## WHAT TO PRODUCE
Show all lines holding "программы".

[Source data]
◆ ◆ ◆ ◆

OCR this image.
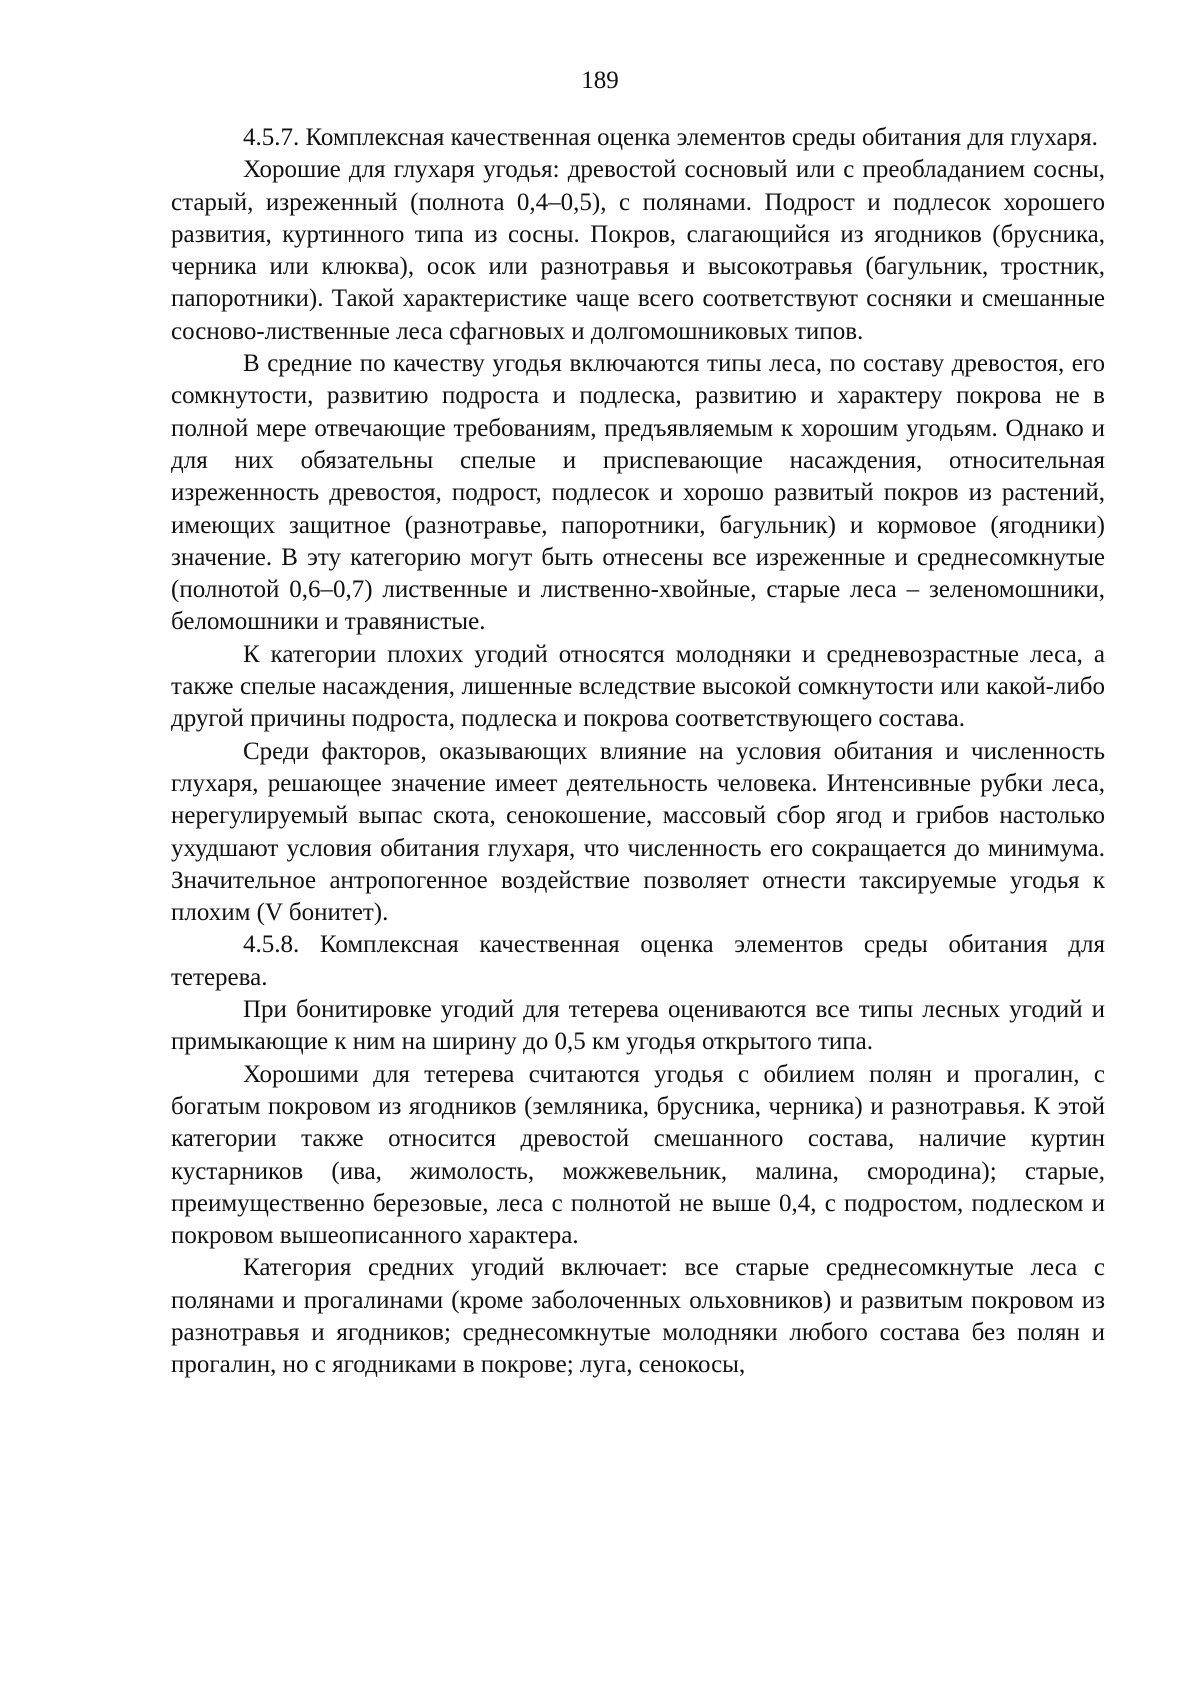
189

4.5.7. Комплексная качественная оценка элементов среды обитания для глухаря.

Хорошие для глухаря угодья: древостой сосновый или с преобладанием сосны, старый, изреженный (полнота 0,4–0,5), с полянами. Подрост и подлесок хорошего развития, куртинного типа из сосны. Покров, слагающийся из ягодников (брусника, черника или клюква), осок или разнотравья и высокотравья (багульник, тростник, папоротники). Такой характеристике чаще всего соответствуют сосняки и смешанные сосново-лиственные леса сфагновых и долгомошниковых типов.

В средние по качеству угодья включаются типы леса, по составу древостоя, его сомкнутости, развитию подроста и подлеска, развитию и характеру покрова не в полной мере отвечающие требованиям, предъявляемым к хорошим угодьям. Однако и для них обязательны спелые и приспевающие насаждения, относительная изреженность древостоя, подрост, подлесок и хорошо развитый покров из растений, имеющих защитное (разнотравье, папоротники, багульник) и кормовое (ягодники) значение. В эту категорию могут быть отнесены все изреженные и среднесомкнутые (полнотой 0,6–0,7) лиственные и лиственно-хвойные, старые леса – зеленомошники, беломошники и травянистые.

К категории плохих угодий относятся молодняки и средневозрастные леса, а также спелые насаждения, лишенные вследствие высокой сомкнутости или какой-либо другой причины подроста, подлеска и покрова соответствующего состава.

Среди факторов, оказывающих влияние на условия обитания и численность глухаря, решающее значение имеет деятельность человека. Интенсивные рубки леса, нерегулируемый выпас скота, сенокошение, массовый сбор ягод и грибов настолько ухудшают условия обитания глухаря, что численность его сокращается до минимума. Значительное антропогенное воздействие позволяет отнести таксируемые угодья к плохим (V бонитет).

4.5.8. Комплексная качественная оценка элементов среды обитания для тетерева.

При бонитировке угодий для тетерева оцениваются все типы лесных угодий и примыкающие к ним на ширину до 0,5 км угодья открытого типа.

Хорошими для тетерева считаются угодья с обилием полян и прогалин, с богатым покровом из ягодников (земляника, брусника, черника) и разнотравья. К этой категории также относится древостой смешанного состава, наличие куртин кустарников (ива, жимолость, можжевельник, малина, смородина); старые, преимущественно березовые, леса с полнотой не выше 0,4, с подростом, подлеском и покровом вышеописанного характера.

Категория средних угодий включает: все старые среднесомкнутые леса с полянами и прогалинами (кроме заболоченных ольховников) и развитым покровом из разнотравья и ягодников; среднесомкнутые молодняки любого состава без полян и прогалин, но с ягодниками в покрове; луга, сенокосы,
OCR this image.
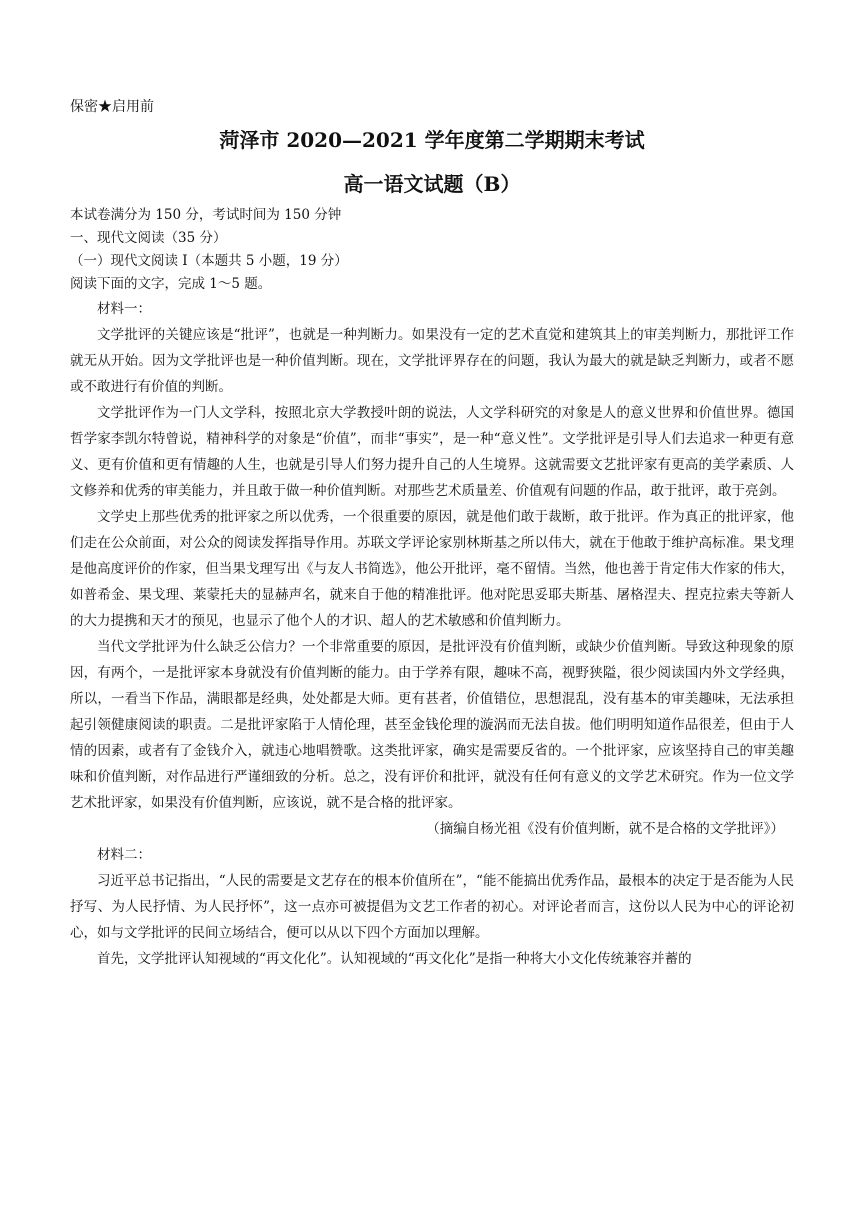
保密★启用前

菏泽市 2020—2021 学年度第二学期期末考试

高一语文试题（B）

本试卷满分为 150 分，考试时间为 150 分钟

一、现代文阅读（35 分）

（一）现代文阅读 I（本题共 5 小题，19 分）

阅读下面的文字，完成 1～5 题。

材料一：

文学批评的关键应该是“批评”，也就是一种判断力。如果没有一定的艺术直觉和建筑其上的审美判断力，那批评工作就无从开始。因为文学批评也是一种价值判断。现在，文学批评界存在的问题，我认为最大的就是缺乏判断力，或者不愿或不敢进行有价值的判断。

文学批评作为一门人文学科，按照北京大学教授叶朗的说法，人文学科研究的对象是人的意义世界和价值世界。德国哲学家李凯尔特曾说，精神科学的对象是“价值”，而非“事实”，是一种“意义性”。文学批评是引导人们去追求一种更有意义、更有价值和更有情趣的人生，也就是引导人们努力提升自己的人生境界。这就需要文艺批评家有更高的美学素质、人文修养和优秀的审美能力，并且敢于做一种价值判断。对那些艺术质量差、价值观有问题的作品，敢于批评，敢于亮剑。

文学史上那些优秀的批评家之所以优秀，一个很重要的原因，就是他们敢于裁断，敢于批评。作为真正的批评家，他们走在公众前面，对公众的阅读发挥指导作用。苏联文学评论家别林斯基之所以伟大，就在于他敢于维护高标准。果戈理是他高度评价的作家，但当果戈理写出《与友人书简选》，他公开批评，毫不留情。当然，他也善于肯定伟大作家的伟大，如普希金、果戈理、莱蒙托夫的显赫声名，就来自于他的精准批评。他对陀思妥耶夫斯基、屠格涅夫、捏克拉索夫等新人的大力提携和天才的预见，也显示了他个人的才识、超人的艺术敏感和价值判断力。

当代文学批评为什么缺乏公信力？一个非常重要的原因，是批评没有价值判断，或缺少价值判断。导致这种现象的原因，有两个，一是批评家本身就没有价值判断的能力。由于学养有限，趣味不高，视野狭隘，很少阅读国内外文学经典，所以，一看当下作品，满眼都是经典，处处都是大师。更有甚者，价值错位，思想混乱，没有基本的审美趣味，无法承担起引领健康阅读的职责。二是批评家陷于人情伦理，甚至金钱伦理的漩涡而无法自拔。他们明明知道作品很差，但由于人情的因素，或者有了金钱介入，就违心地唱赞歌。这类批评家，确实是需要反省的。一个批评家，应该坚持自己的审美趣味和价值判断，对作品进行严谨细致的分析。总之，没有评价和批评，就没有任何有意义的文学艺术研究。作为一位文学艺术批评家，如果没有价值判断，应该说，就不是合格的批评家。

（摘编自杨光祖《没有价值判断，就不是合格的文学批评》）

材料二：

习近平总书记指出，“人民的需要是文艺存在的根本价值所在”，“能不能搞出优秀作品，最根本的决定于是否能为人民抒写、为人民抒情、为人民抒怀”，这一点亦可被提倡为文艺工作者的初心。对评论者而言，这份以人民为中心的评论初心，如与文学批评的民间立场结合，便可以从以下四个方面加以理解。

首先，文学批评认知视域的“再文化化”。认知视域的“再文化化”是指一种将大小文化传统兼容并蓄的
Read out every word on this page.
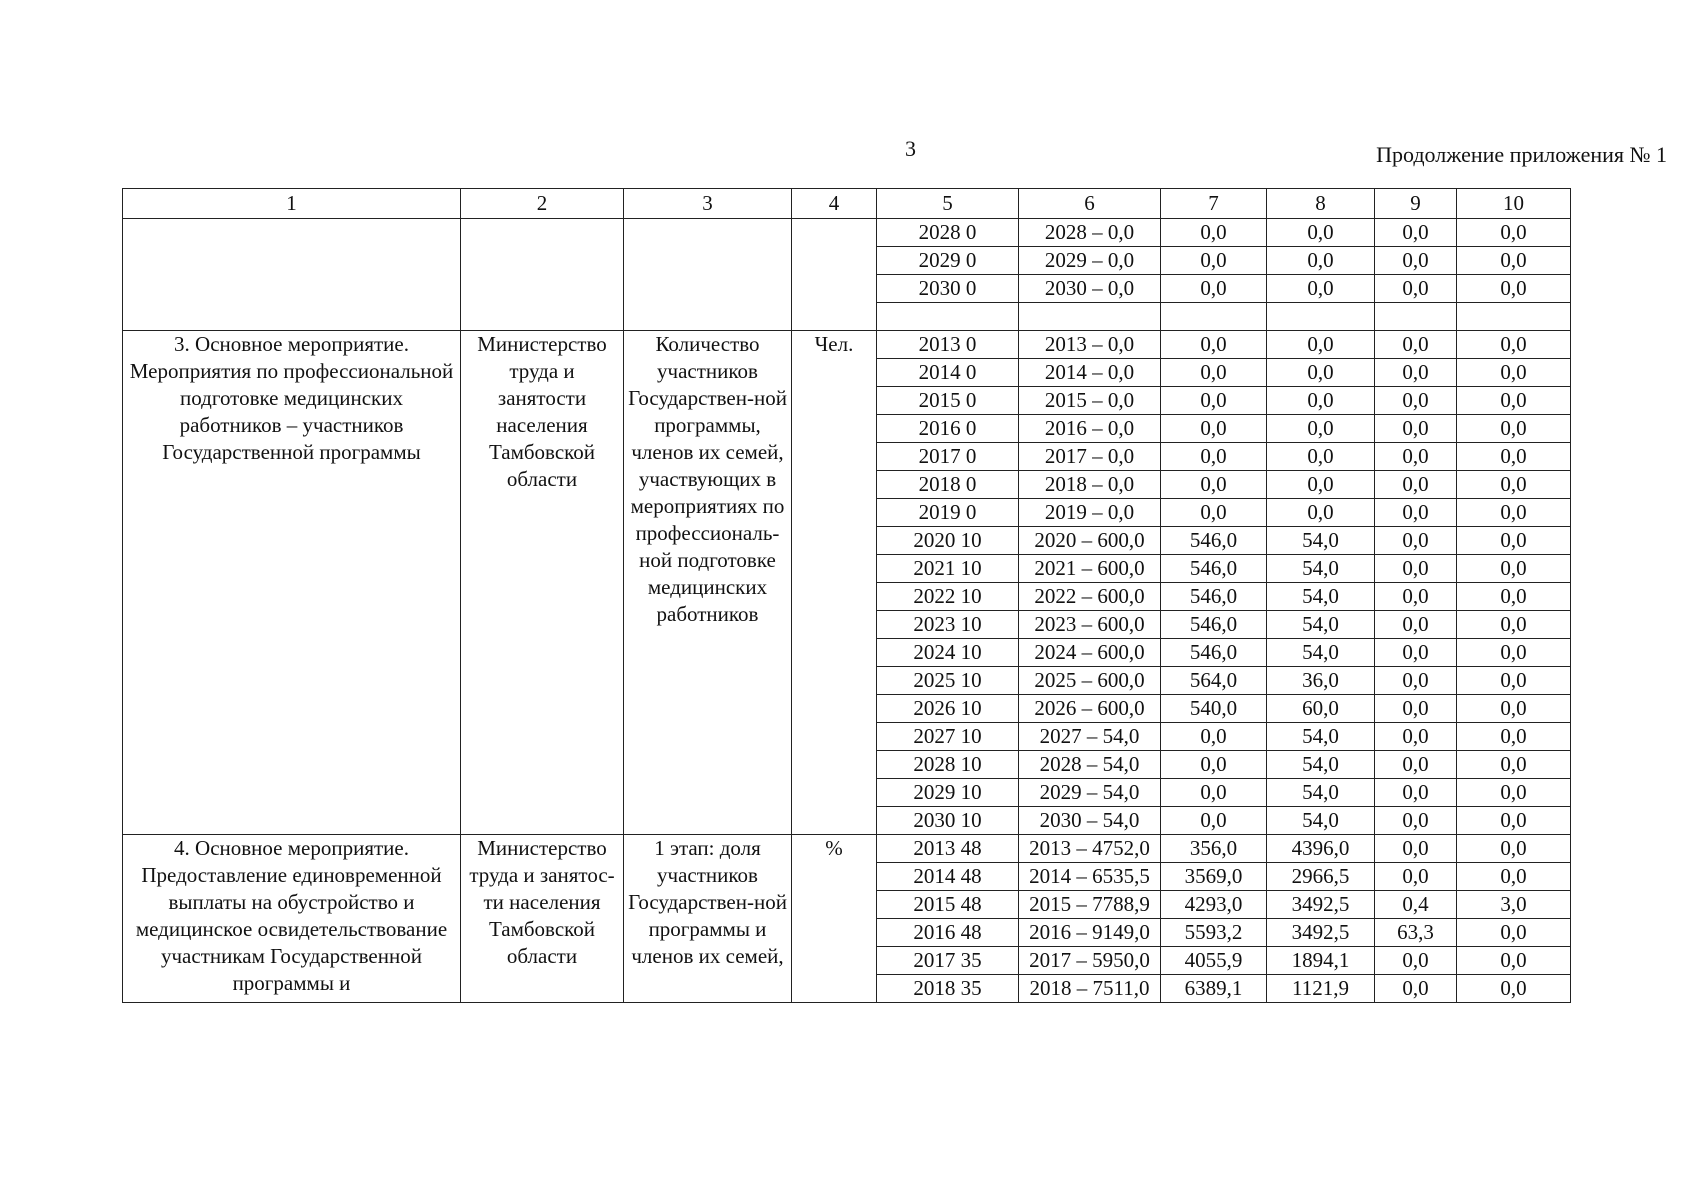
3	Продолжение приложения № 1
1	2	3	4	5	6	7	8	9	10
				2028 0	2028 – 0,0	0,0	0,0	0,0	0,0
				2029 0	2029 – 0,0	0,0	0,0	0,0	0,0
				2030 0	2030 – 0,0	0,0	0,0	0,0	0,0

3. Основное мероприятие. Мероприятия по профессиональной подготовке медицинских работников – участников Государственной программы	Министерство труда и занятости населения Тамбовской области	Количество участников Государствен-ной программы, членов их семей, участвующих в мероприятиях по профессиональ-ной подготовке медицинских работников	Чел.	2013 0	2013 – 0,0	0,0	0,0	0,0	0,0
				2014 0	2014 – 0,0	0,0	0,0	0,0	0,0
				2015 0	2015 – 0,0	0,0	0,0	0,0	0,0
				2016 0	2016 – 0,0	0,0	0,0	0,0	0,0
				2017 0	2017 – 0,0	0,0	0,0	0,0	0,0
				2018 0	2018 – 0,0	0,0	0,0	0,0	0,0
				2019 0	2019 – 0,0	0,0	0,0	0,0	0,0
				2020 10	2020 – 600,0	546,0	54,0	0,0	0,0
				2021 10	2021 – 600,0	546,0	54,0	0,0	0,0
				2022 10	2022 – 600,0	546,0	54,0	0,0	0,0
				2023 10	2023 – 600,0	546,0	54,0	0,0	0,0
				2024 10	2024 – 600,0	546,0	54,0	0,0	0,0
				2025 10	2025 – 600,0	564,0	36,0	0,0	0,0
				2026 10	2026 – 600,0	540,0	60,0	0,0	0,0
				2027 10	2027 – 54,0	0,0	54,0	0,0	0,0
				2028 10	2028 – 54,0	0,0	54,0	0,0	0,0
				2029 10	2029 – 54,0	0,0	54,0	0,0	0,0
				2030 10	2030 – 54,0	0,0	54,0	0,0	0,0
4. Основное мероприятие. Предоставление единовременной выплаты на обустройство и медицинское освидетельствование участникам Государственной программы и	Министерство труда и занятос-ти населения Тамбовской области	1 этап: доля участников Государствен-ной программы и членов их семей,	%	2013 48	2013 – 4752,0	356,0	4396,0	0,0	0,0
				2014 48	2014 – 6535,5	3569,0	2966,5	0,0	0,0
				2015 48	2015 – 7788,9	4293,0	3492,5	0,4	3,0
				2016 48	2016 – 9149,0	5593,2	3492,5	63,3	0,0
				2017 35	2017 – 5950,0	4055,9	1894,1	0,0	0,0
				2018 35	2018 – 7511,0	6389,1	1121,9	0,0	0,0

◆ ◆ ◆ ◆

## RESULT
3. Основное мероприятие. Мероприятия по профессиональной подготовке медицинских работников – участников Государственной программы	Министерство труда и занятости населения Тамбовской области	Количество участников Государствен-ной программы, членов их семей, участвующих в мероприятиях по профессиональ-ной подготовке медицинских работников	Чел.	2013 0	2013 – 0,0	0,0	0,0	0,0	0,0
4. Основное мероприятие. Предоставление единовременной выплаты на обустройство и медицинское освидетельствование участникам Государственной программы и	Министерство труда и занятос-ти населения Тамбовской области	1 этап: доля участников Государствен-ной программы и членов их семей,	%	2013 48	2013 – 4752,0	356,0	4396,0	0,0	0,0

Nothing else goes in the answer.